» **KUTIPAN DOKUMEN**:

++++++++++

Oleh: Yustina C. Febrianti Salsinha*
Indonesia sempat bergelar ‘negara mega biodiversitas’ dengan wilayah daratan hijau yang menyimpan ribuan spesies tumbuhan di dalamnya. Namun, masihkah Indonesia memegang gelar yang sama saat ini?
Tumbuhan merupakan sumber daya alam hayati yang dapat terbaharui. Namun tidak demikian dengan keanekaragaman tumbuhan.
Peningkatan populasi manusia di bumi telah berdampak pada peningkatan kompleksitas kebutuhan dan penurunan kualitas ekosistem alami serta pemusnahan berbagai jenis tumbuhan secara pesat. Dan masalah ini justru diperparah di wilayah tropis.
Sekitar 35 juta hektare hutan hujan tropis digunduli setiap tahunnya. Jika kejadian ini terus berlanjut, diperkirakan dapat sepenuhnya melenyapkan hutan tropis bumi dalam 100-150tahun.
Kekhawatiran akan hilangnya keanekaragaman spesies karena rusaknya wilayah hutan(sebagai sumber utama keanekaragaman tumbuhan) saat ini menjadi perhatian bagi upaya konservasi.
Pada dasarnya dibutuhkan suatu kepedulian etis berkaitan dengan peran serta manusia dalam mencegah terjadinya kepunahan tumbuhan sebagai akar kepunahan makhluk hidup. Manusia sebagai subjek utama sejauh ini telah mengeksploitasi kegunaan potensial sebagian kecil dari 290.000 spesies tumbuhan yang telah diketahui, termasuk diantaranya 5000 spesies tumbuhan yang telah dipelajari sebagai sumber potensial obat-obatan.

++++++++++

» **DATA YANG DIBERIKAN**:
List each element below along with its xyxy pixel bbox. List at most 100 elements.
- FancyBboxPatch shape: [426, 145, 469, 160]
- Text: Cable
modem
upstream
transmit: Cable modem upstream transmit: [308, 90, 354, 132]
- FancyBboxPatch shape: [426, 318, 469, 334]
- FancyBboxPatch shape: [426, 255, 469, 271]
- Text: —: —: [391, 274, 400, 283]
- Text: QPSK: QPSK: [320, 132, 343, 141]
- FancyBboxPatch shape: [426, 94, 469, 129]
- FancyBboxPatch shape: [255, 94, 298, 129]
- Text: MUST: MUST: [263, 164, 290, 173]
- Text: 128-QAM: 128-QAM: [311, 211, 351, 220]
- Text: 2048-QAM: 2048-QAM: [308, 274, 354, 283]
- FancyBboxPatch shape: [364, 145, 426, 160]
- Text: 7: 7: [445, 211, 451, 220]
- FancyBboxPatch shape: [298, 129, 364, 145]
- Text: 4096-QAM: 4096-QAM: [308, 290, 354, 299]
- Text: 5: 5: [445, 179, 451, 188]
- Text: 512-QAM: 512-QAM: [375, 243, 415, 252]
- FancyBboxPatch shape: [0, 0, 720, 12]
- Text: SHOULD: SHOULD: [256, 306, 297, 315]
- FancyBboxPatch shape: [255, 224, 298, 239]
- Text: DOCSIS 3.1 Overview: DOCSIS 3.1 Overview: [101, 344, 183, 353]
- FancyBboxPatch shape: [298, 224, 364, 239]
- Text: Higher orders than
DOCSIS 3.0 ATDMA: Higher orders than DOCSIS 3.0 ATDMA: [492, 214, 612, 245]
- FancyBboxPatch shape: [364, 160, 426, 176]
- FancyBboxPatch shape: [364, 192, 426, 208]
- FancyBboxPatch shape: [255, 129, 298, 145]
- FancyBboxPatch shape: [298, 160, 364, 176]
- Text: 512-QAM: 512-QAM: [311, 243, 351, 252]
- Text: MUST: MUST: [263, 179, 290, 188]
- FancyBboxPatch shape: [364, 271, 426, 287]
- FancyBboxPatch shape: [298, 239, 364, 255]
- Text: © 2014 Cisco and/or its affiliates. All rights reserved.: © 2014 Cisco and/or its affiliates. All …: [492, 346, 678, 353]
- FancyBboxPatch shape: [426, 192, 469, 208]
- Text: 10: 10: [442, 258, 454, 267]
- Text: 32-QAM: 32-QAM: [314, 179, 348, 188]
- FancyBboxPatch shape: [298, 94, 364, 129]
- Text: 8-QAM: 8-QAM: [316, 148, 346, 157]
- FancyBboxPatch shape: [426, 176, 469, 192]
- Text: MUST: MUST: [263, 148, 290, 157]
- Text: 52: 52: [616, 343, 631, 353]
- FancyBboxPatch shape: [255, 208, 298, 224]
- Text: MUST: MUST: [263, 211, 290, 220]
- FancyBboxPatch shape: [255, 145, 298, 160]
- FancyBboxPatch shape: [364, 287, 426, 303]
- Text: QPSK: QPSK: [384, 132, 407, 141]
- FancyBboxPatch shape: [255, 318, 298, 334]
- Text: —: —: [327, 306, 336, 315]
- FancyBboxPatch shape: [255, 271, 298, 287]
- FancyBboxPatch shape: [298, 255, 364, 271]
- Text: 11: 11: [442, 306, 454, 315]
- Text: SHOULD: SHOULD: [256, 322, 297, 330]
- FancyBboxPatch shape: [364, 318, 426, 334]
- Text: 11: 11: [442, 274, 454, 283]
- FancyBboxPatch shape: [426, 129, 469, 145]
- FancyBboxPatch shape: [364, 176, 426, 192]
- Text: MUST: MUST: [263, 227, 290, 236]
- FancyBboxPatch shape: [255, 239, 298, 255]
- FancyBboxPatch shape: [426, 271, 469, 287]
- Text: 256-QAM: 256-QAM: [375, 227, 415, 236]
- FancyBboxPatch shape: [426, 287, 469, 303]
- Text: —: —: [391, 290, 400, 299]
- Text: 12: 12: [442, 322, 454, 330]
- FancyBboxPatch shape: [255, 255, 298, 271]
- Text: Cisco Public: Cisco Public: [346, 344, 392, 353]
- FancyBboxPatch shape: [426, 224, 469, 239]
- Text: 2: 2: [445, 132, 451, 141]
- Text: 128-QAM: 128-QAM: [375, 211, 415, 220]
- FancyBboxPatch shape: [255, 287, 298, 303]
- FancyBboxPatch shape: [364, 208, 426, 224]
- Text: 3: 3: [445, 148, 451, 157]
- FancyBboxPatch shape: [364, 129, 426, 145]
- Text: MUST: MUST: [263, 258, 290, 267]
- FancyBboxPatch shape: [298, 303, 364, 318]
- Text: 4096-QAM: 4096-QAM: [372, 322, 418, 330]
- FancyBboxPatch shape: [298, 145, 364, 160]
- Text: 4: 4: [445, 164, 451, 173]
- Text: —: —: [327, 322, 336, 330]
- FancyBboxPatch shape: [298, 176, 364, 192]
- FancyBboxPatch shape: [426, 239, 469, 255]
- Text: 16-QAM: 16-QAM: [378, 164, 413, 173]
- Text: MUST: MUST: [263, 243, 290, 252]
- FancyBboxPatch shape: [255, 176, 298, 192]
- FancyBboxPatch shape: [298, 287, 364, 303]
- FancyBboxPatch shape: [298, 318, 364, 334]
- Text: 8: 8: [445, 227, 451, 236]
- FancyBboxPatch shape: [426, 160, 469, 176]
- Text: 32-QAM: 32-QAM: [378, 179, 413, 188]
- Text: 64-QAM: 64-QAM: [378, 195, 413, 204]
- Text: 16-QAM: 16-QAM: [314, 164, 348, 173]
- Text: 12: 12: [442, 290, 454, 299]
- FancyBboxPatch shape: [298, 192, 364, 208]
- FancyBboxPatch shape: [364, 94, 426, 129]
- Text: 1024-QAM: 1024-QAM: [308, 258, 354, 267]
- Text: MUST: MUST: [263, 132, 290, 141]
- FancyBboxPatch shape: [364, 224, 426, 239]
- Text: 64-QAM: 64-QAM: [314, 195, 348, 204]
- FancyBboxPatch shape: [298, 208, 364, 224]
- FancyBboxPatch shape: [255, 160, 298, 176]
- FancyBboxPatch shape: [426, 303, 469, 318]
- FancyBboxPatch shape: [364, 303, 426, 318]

++++++++++

» **KUMPULAN TUGAS**:
1) Salin bagian dari teks tentang keanekaragaman tumbuhan Indonesia, dimulai dengan "Peningkatan populasi manusia" dan berlanjut sampai "bagi upaya konservasi.".
2) Ringkaslah paragraf dalam teks tentang keanekaragaman tumbuhan Indonesia yang diawali dengan "Pada dasarnya dibutuhkan", dan pertahankan fakta-fakta utamanya.
3) Teruskan teks tentang keanekaragaman tumbuhan Indonesia mulai setelah kalimat terakhirnya.

» **JAWABAN**:
1)
Peningkatan populasi manusia di bumi telah berdampak pada peningkatan kompleksitas kebutuhan dan penurunan kualitas ekosistem alami serta pemusnahan berbagai jenis tumbuhan secara pesat. Dan masalah ini justru diperparah di wilayah tropis.
Sekitar 35 juta hektare hutan hujan tropis digunduli setiap tahunnya. Jika kejadian ini terus berlanjut, diperkirakan dapat sepenuhnya melenyapkan hutan tropis bumi dalam 100-150tahun.
Kekhawatiran akan hilangnya keanekaragaman spesies karena rusaknya wilayah hutan(sebagai sumber utama keanekaragaman tumbuhan) saat ini menjadi perhatian bagi upaya konservasi.

2) Manusia perlu memiliki kepedulian etis untuk ikut mencegah kepunahan tumbuhan, yang merupakan akar kepunahan makhluk hidup. Sejauh ini manusia telah mengeksploitasi kegunaan potensial sebagian kecil dari 290.000 spesies tumbuhan yang diketahui. Di antaranya terdapat 5000 spesies yang telah dipelajari sebagai sumber potensial obat-obatan.

3)
Merupakan fakta umum bahwa wilayah hutan tropis merupakan gudang terbesar keberadaan tumbuhan dengan potensi medis yang dapat punah sebelum disadari keberadaannya.
Permasalahan utama di sini ialah bahwa selama beberapa dekade, aktivitas manusia berupa pembangunan dan exploitasi produk alam berjalan sangat ‘liar’ tanpa memperhitungkan daya regenerasi yang lambat dari hutan dan proses yang mendukung keberadaan spesies makhluk hidup di dalamnya.
Eksploitasi berlebihan yang dilakukan terhadap tumbuhan hitan sebagian besar dilandasi alasan ekonomi. Nilai ekonomi sumber daya hayati merupakan sumber daya strategis dalam produksi berbagai bentuk bahan bermanfaat ‘bagi manusia’. Saat ini, upaya peningkatan nilai fantastis dari pemanfaatan sumber daya tumbuhan cenderung diarahkan pada wilayah hutan.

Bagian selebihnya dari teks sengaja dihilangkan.